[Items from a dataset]
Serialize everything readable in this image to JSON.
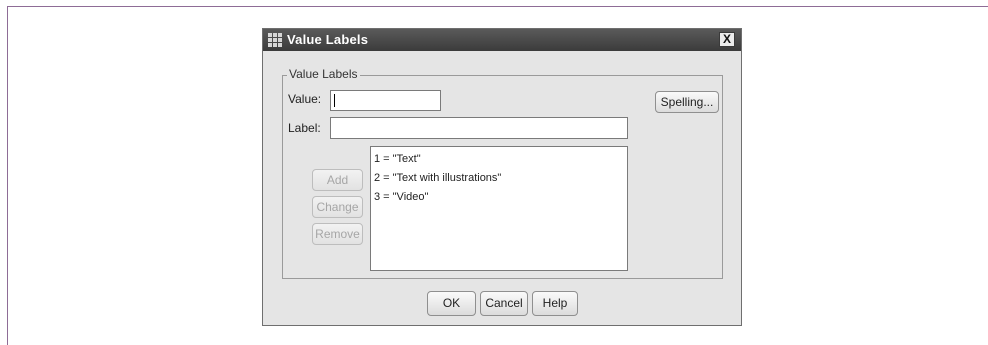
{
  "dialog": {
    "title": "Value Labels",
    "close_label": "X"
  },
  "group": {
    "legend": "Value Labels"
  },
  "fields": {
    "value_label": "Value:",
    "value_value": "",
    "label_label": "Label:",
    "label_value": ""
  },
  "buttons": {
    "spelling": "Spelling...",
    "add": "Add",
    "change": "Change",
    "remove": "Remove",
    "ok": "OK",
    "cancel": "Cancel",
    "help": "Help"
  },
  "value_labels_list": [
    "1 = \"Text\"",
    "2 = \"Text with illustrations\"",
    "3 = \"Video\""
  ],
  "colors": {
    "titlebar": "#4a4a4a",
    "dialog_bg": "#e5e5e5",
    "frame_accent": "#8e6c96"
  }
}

◆ **Exercise**
Make a verbatim copy of all the entries and strip out the pictures.

◆ **Task result**
Serialize everything readable in this image to JSON.
{
  "dialog": {
    "title": "Value Labels",
    "close_label": "X"
  },
  "group": {
    "legend": "Value Labels"
  },
  "fields": {
    "value_label": "Value:",
    "value_value": "",
    "label_label": "Label:",
    "label_value": ""
  },
  "buttons": {
    "spelling": "Spelling...",
    "add": "Add",
    "change": "Change",
    "remove": "Remove",
    "ok": "OK",
    "cancel": "Cancel",
    "help": "Help"
  },
  "value_labels_list": [
    "1 = \"Text\"",
    "2 = \"Text with illustrations\"",
    "3 = \"Video\""
  ],
  "colors": {
    "titlebar": "#4a4a4a",
    "dialog_bg": "#e5e5e5",
    "frame_accent": "#8e6c96"
  }
}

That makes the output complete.